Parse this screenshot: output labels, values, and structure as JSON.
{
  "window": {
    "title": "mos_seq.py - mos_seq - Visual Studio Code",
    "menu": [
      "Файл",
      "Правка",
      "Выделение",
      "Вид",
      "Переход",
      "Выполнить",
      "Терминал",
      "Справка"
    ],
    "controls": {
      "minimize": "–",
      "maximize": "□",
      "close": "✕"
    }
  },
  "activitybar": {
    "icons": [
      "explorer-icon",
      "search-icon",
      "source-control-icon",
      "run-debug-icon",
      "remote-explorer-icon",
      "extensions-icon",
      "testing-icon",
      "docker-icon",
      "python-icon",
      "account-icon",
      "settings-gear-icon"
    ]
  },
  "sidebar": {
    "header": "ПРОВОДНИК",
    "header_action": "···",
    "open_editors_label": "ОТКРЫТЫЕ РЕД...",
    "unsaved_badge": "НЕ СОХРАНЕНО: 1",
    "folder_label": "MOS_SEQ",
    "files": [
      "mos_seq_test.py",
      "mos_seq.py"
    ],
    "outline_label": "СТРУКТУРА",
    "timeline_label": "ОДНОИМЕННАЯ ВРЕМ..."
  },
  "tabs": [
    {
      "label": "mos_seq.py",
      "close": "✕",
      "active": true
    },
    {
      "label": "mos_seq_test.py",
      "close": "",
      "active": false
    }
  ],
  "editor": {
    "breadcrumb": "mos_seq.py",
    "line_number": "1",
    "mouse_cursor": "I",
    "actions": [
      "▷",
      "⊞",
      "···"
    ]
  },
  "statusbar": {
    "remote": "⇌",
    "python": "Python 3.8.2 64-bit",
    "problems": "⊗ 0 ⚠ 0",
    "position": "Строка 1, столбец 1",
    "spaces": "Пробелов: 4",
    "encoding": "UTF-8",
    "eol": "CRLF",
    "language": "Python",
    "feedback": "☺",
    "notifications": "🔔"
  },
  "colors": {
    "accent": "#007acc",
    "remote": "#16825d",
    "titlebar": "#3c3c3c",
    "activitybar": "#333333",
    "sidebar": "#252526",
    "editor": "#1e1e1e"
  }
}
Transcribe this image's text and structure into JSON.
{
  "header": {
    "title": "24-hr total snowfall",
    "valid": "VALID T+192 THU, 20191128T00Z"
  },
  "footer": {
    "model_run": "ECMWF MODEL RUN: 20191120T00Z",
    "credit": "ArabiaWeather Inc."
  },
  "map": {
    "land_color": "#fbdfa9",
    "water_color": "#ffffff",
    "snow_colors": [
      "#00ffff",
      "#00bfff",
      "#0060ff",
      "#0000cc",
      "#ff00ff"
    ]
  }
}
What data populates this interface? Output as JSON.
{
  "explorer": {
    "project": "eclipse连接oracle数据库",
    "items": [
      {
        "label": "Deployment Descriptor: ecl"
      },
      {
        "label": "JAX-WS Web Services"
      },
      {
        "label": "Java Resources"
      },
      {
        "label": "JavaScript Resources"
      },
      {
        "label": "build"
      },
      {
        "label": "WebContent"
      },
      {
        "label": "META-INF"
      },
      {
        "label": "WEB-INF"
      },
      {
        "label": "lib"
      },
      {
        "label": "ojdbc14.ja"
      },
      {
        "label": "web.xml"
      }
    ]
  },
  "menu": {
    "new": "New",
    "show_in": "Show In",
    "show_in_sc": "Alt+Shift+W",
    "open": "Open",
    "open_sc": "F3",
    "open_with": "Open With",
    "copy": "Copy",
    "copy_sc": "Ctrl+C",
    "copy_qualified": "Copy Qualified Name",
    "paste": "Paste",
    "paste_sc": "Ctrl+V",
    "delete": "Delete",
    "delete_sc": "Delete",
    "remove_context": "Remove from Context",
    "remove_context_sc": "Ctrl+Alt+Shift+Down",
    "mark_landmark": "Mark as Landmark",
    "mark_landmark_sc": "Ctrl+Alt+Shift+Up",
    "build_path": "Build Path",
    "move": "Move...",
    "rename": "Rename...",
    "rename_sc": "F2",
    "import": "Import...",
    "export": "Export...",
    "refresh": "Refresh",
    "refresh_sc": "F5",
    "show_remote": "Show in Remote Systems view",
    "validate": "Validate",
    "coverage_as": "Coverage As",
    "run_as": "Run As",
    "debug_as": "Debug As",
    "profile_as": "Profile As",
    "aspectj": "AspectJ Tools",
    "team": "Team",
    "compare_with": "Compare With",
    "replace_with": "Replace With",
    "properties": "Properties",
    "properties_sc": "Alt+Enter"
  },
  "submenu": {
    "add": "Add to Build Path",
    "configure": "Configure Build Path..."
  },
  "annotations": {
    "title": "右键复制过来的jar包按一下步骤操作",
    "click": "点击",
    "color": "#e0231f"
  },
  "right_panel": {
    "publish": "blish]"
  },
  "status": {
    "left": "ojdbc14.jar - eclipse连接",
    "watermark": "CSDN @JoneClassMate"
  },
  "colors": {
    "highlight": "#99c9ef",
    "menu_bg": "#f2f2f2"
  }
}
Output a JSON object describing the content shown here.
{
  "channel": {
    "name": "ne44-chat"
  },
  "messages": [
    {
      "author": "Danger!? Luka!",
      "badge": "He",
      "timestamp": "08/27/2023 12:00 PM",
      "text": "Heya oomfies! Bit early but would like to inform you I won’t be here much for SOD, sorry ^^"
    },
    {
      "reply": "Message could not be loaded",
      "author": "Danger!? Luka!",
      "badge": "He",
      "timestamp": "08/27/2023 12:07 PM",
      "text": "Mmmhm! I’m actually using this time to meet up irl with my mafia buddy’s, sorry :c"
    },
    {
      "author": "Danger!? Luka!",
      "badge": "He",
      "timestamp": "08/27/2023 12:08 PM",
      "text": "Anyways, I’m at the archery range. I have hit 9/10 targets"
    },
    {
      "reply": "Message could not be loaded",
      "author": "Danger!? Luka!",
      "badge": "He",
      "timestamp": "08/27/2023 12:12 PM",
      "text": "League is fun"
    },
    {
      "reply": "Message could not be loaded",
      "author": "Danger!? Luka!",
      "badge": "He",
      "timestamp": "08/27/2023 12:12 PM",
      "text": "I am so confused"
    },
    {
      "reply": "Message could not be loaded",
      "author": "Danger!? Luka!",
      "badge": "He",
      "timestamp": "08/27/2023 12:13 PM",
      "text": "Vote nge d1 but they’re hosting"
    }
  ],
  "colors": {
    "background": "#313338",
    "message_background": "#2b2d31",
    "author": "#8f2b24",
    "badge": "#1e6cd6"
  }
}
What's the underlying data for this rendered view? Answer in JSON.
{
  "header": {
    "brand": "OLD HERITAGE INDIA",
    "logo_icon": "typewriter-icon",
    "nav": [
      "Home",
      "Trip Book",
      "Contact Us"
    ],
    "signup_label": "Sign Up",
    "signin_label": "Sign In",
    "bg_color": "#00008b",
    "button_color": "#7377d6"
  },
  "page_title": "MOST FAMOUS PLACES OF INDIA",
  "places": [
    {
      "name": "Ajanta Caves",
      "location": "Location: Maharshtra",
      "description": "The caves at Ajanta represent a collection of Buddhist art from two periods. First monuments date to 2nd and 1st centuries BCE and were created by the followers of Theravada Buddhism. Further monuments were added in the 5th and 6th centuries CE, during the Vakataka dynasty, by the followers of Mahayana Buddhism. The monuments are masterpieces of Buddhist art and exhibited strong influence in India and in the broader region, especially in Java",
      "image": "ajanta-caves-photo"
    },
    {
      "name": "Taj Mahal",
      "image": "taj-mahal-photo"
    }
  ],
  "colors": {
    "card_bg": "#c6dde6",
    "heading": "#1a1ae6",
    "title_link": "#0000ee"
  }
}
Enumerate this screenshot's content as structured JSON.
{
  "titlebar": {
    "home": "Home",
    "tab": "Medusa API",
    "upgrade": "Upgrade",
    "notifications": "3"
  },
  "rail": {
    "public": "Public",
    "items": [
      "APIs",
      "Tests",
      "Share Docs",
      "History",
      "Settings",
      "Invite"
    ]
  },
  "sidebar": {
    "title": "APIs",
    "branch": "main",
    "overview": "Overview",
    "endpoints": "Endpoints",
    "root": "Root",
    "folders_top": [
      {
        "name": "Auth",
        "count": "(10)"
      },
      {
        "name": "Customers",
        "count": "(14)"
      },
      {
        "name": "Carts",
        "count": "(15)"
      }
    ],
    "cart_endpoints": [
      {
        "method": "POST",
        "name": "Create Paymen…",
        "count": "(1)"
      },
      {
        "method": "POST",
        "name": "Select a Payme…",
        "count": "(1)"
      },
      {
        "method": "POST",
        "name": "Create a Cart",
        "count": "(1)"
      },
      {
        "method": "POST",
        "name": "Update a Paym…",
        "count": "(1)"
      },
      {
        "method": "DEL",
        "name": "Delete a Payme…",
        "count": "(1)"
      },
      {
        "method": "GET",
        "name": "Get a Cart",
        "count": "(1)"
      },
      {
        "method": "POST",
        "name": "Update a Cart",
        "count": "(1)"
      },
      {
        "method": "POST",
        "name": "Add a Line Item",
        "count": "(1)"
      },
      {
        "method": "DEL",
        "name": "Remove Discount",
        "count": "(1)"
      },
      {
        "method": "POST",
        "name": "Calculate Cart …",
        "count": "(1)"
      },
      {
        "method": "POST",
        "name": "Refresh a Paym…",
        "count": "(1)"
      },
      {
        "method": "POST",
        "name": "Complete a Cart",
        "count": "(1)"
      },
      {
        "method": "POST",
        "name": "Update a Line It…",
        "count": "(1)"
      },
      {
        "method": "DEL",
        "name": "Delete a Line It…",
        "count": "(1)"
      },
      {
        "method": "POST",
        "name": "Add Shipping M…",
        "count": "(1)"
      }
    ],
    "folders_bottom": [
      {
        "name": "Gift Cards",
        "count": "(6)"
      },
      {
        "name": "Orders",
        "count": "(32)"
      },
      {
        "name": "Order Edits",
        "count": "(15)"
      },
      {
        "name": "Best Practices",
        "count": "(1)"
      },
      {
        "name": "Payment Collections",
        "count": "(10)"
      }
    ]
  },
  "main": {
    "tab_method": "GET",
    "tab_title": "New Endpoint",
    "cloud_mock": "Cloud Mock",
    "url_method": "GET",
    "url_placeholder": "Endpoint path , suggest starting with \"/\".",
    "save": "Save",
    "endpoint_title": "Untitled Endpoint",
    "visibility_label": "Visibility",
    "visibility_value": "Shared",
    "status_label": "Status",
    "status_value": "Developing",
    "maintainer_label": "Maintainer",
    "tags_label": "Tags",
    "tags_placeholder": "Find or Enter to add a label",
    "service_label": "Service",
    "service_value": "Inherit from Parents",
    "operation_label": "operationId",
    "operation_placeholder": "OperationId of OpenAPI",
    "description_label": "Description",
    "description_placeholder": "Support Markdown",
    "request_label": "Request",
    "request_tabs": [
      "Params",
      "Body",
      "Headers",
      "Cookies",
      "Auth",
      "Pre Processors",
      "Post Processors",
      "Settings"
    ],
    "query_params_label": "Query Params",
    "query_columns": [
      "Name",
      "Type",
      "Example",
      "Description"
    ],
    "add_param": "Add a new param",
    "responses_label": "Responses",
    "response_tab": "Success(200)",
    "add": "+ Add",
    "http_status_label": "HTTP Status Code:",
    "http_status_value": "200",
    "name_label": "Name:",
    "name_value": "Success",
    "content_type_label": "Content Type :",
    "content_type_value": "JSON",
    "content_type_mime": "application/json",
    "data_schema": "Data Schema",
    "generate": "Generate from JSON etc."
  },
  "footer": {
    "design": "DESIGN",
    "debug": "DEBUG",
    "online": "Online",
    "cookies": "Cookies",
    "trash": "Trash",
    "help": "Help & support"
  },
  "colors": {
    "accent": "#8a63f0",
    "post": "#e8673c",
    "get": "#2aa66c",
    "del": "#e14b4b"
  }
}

WHAT IS ASKED :: Gather every line from the entries above where the word "Success" appears, and copy them.

SOLUTION ::
    "response_tab": "Success(200)",
    "name_value": "Success",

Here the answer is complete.